═════ DATA SUPPLIED
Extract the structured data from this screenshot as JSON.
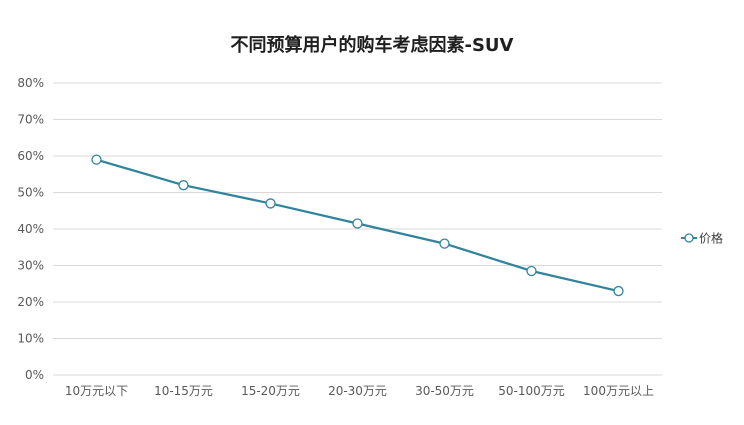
{
  "chart_data": {
    "type": "line",
    "title": "不同预算用户的购车考虑因素-SUV",
    "categories": [
      "10万元以下",
      "10-15万元",
      "15-20万元",
      "20-30万元",
      "30-50万元",
      "50-100万元",
      "100万元以上"
    ],
    "series": [
      {
        "name": "价格",
        "values": [
          59,
          52,
          47,
          41.5,
          36,
          28.5,
          23
        ],
        "color": "#31849b"
      }
    ],
    "ylim": [
      0,
      80
    ],
    "yticks": [
      "0%",
      "10%",
      "20%",
      "30%",
      "40%",
      "50%",
      "60%",
      "70%",
      "80%"
    ],
    "grid": true,
    "legend_position": "right",
    "marker": "circle"
  }
}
══════════
Return all of the entries exactly as written, but drop any pictures they hold.

Extract the structured data from this screenshot as JSON.
{
  "chart_data": {
    "type": "line",
    "title": "不同预算用户的购车考虑因素-SUV",
    "categories": [
      "10万元以下",
      "10-15万元",
      "15-20万元",
      "20-30万元",
      "30-50万元",
      "50-100万元",
      "100万元以上"
    ],
    "series": [
      {
        "name": "价格",
        "values": [
          59,
          52,
          47,
          41.5,
          36,
          28.5,
          23
        ],
        "color": "#31849b"
      }
    ],
    "ylim": [
      0,
      80
    ],
    "yticks": [
      "0%",
      "10%",
      "20%",
      "30%",
      "40%",
      "50%",
      "60%",
      "70%",
      "80%"
    ],
    "grid": true,
    "legend_position": "right",
    "marker": "circle"
  }
}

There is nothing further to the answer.